**To do**
Wherever the string "enfermas" occurs in a line of these records, report that line.
(Materials provided Opens)
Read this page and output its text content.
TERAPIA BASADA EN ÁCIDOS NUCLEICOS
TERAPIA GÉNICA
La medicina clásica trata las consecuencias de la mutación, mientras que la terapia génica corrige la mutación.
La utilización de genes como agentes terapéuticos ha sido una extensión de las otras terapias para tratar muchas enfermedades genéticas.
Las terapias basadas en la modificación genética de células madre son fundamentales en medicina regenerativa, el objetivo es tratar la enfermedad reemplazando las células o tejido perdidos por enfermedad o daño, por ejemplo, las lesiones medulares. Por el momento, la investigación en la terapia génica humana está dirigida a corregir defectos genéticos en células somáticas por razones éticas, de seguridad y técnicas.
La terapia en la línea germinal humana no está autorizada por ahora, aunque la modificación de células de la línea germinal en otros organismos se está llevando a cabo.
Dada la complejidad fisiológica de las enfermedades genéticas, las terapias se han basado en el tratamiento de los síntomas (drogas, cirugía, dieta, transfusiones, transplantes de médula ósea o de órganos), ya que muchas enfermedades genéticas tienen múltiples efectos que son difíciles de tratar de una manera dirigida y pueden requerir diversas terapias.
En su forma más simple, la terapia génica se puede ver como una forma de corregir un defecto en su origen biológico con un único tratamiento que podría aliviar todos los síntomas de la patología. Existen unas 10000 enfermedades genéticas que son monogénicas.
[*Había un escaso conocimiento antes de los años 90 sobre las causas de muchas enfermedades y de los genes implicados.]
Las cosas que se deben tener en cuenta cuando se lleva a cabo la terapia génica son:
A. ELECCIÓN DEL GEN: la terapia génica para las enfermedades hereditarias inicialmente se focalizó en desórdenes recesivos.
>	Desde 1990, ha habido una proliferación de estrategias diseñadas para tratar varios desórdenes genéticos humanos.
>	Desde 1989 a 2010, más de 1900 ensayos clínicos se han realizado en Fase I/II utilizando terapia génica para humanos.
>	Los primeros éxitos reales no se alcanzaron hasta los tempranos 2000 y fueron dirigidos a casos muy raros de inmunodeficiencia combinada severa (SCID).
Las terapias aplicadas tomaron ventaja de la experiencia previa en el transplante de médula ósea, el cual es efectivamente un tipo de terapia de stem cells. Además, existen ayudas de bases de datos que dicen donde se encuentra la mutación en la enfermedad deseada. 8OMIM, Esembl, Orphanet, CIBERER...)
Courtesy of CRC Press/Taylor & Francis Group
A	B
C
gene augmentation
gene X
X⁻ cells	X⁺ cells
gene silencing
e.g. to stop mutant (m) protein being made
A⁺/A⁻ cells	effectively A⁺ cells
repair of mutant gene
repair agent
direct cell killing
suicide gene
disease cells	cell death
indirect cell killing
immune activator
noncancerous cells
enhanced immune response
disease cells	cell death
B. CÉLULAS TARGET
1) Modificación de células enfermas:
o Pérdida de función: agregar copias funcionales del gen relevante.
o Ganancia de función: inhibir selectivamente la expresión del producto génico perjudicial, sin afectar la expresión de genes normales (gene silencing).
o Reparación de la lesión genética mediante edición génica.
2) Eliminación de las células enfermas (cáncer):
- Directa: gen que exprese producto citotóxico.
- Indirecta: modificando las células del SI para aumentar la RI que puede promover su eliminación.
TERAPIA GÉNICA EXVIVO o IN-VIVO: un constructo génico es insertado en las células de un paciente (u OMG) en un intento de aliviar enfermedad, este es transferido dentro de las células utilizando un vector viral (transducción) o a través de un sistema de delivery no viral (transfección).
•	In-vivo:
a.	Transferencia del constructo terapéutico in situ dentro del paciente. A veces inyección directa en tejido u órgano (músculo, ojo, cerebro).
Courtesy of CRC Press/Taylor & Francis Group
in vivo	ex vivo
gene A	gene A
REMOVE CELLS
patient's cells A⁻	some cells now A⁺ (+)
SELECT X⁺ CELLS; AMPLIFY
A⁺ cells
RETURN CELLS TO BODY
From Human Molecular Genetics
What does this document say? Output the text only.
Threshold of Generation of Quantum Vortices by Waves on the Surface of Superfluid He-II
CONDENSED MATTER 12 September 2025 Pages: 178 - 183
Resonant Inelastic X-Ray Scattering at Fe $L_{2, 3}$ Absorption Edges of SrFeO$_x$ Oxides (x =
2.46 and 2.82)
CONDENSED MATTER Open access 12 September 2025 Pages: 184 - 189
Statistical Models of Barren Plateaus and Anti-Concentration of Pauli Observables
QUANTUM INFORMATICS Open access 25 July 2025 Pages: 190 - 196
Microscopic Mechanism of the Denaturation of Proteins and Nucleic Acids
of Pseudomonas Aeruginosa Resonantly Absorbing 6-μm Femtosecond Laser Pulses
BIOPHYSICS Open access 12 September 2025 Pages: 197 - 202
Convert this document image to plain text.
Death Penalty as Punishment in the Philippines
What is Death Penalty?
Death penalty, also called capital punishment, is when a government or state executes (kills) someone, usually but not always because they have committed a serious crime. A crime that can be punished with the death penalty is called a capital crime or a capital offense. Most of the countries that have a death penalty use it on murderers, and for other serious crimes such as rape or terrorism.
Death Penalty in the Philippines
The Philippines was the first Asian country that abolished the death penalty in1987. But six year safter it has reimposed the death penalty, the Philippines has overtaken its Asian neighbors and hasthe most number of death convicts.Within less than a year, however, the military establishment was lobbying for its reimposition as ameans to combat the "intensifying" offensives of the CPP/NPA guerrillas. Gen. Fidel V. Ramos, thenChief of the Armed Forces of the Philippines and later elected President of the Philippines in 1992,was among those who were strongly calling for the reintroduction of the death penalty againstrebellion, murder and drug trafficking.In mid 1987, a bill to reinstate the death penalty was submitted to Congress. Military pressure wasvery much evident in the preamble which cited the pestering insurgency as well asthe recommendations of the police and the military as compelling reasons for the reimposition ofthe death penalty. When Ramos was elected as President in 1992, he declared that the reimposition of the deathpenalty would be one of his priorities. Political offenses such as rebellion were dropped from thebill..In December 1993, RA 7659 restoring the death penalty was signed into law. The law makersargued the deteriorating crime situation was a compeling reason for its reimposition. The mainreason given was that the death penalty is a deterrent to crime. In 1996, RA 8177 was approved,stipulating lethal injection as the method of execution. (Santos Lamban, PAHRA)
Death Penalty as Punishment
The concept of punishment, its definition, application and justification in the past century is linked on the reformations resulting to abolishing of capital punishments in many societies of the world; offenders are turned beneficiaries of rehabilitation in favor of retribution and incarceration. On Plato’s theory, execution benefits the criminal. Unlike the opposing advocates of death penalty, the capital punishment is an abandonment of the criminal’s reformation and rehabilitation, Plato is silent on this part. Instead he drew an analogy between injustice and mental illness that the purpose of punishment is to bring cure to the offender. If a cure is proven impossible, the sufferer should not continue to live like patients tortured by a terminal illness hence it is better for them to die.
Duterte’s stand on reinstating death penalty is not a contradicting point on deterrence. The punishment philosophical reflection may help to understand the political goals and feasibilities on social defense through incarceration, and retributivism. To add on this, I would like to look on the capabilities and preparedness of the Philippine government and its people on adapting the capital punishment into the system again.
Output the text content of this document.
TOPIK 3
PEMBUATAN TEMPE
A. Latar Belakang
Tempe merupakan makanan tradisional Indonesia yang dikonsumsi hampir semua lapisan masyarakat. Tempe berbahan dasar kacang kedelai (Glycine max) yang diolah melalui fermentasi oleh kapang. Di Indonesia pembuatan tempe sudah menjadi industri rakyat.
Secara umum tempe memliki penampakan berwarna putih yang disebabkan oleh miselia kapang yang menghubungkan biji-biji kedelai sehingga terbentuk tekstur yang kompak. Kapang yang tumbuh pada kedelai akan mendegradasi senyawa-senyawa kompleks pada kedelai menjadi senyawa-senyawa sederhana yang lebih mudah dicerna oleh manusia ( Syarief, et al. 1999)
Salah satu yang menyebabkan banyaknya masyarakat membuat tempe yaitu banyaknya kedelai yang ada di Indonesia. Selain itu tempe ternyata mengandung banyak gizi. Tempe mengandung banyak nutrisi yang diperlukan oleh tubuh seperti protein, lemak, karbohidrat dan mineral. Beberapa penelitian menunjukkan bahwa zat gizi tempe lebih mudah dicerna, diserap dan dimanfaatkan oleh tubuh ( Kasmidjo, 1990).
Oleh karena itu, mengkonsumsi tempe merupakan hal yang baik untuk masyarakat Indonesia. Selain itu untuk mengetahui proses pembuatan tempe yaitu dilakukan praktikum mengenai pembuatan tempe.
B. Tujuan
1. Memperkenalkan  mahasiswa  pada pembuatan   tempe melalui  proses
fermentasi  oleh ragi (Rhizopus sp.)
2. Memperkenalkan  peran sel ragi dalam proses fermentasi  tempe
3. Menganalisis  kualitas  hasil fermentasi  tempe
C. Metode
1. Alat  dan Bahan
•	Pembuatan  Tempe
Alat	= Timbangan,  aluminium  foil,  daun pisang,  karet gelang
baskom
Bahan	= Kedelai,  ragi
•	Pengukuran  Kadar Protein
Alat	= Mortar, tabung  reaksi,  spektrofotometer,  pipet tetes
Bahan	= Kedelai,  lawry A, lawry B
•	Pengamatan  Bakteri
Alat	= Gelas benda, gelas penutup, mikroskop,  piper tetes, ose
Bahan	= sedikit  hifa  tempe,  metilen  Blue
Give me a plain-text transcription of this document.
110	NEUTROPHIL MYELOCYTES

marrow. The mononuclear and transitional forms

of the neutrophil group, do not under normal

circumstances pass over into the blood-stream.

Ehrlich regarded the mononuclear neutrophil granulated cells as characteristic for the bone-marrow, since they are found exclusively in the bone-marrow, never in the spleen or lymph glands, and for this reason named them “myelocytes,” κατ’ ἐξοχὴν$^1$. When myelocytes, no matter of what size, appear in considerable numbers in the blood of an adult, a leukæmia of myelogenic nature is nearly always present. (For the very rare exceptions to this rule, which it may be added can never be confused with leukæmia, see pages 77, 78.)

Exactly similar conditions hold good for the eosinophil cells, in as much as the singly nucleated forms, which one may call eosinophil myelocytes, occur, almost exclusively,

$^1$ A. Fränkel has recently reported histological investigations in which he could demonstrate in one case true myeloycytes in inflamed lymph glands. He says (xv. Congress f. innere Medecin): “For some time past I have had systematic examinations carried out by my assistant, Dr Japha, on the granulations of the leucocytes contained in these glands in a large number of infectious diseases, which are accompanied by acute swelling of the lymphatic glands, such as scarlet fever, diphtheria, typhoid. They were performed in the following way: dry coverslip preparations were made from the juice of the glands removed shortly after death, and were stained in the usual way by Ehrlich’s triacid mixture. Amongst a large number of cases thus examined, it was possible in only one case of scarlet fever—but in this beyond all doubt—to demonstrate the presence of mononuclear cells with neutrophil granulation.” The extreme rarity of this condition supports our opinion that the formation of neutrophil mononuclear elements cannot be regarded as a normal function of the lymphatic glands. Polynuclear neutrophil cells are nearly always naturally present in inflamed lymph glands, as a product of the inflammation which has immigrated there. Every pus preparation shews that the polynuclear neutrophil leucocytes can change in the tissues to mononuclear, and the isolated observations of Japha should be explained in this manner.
(Materials provided Closes)
**Output of the task**
1) Modificación de células enfermas:
2) Eliminación de las células enfermas (cáncer):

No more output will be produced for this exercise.